Which lines in the material below contain the word "ATWL"? Copy each of them.

Dataset records ->
▬▬▬▬▬▬

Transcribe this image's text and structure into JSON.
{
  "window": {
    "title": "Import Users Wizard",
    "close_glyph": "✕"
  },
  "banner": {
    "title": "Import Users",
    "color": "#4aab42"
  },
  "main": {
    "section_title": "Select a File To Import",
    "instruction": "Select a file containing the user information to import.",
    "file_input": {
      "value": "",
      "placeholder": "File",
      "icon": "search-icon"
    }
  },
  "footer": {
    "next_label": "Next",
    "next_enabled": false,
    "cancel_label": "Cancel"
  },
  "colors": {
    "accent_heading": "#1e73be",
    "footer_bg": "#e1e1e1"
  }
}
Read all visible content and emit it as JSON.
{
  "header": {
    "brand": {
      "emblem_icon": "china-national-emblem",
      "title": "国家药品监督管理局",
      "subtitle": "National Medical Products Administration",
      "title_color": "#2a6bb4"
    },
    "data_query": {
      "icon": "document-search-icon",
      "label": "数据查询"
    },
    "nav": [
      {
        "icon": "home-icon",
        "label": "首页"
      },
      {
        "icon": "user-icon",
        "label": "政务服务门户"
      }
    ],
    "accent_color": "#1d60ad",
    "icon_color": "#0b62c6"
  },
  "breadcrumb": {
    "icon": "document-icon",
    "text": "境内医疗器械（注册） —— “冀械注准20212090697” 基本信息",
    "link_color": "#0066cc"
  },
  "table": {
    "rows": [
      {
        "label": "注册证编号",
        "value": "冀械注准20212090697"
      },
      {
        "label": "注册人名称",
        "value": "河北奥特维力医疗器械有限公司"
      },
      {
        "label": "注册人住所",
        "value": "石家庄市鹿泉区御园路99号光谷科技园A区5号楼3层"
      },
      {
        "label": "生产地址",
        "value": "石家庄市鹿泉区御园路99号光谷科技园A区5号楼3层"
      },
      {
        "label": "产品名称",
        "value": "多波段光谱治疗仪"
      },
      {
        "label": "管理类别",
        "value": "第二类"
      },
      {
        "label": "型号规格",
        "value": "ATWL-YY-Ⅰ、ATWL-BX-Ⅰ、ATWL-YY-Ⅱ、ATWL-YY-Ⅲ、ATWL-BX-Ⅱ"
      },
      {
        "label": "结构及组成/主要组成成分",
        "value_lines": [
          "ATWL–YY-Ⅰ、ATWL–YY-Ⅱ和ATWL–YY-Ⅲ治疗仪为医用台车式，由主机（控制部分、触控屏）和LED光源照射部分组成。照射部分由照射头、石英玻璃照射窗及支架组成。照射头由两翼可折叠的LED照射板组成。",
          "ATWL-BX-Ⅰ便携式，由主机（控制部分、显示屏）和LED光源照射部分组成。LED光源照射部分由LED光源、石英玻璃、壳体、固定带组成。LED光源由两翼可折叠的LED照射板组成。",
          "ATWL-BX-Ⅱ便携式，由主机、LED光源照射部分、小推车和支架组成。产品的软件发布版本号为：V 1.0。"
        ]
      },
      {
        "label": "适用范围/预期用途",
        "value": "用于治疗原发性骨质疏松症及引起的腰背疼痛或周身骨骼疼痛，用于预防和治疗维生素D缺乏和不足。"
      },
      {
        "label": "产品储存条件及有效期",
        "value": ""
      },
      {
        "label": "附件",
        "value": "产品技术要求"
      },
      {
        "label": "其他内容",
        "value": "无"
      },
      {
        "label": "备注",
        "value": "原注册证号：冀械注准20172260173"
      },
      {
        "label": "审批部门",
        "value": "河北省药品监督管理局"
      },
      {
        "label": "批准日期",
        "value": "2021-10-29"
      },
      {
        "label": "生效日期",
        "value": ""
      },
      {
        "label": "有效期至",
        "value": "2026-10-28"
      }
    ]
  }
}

▬▬▬▬▬▬

Solution for this problem ->
        "value": "ATWL-YY-Ⅰ、ATWL-BX-Ⅰ、ATWL-YY-Ⅱ、ATWL-YY-Ⅲ、ATWL-BX-Ⅱ"
          "ATWL–YY-Ⅰ、ATWL–YY-Ⅱ和ATWL–YY-Ⅲ治疗仪为医用台车式，由主机（控制部分、触控屏）和LED光源照射部分组成。照射部分由照射头、石英玻璃照射窗及支架组成。照射头由两翼可折叠的LED照射板组成。",
          "ATWL-BX-Ⅰ便携式，由主机（控制部分、显示屏）和LED光源照射部分组成。LED光源照射部分由LED光源、石英玻璃、壳体、固定带组成。LED光源由两翼可折叠的LED照射板组成。",
          "ATWL-BX-Ⅱ便携式，由主机、LED光源照射部分、小推车和支架组成。产品的软件发布版本号为：V 1.0。"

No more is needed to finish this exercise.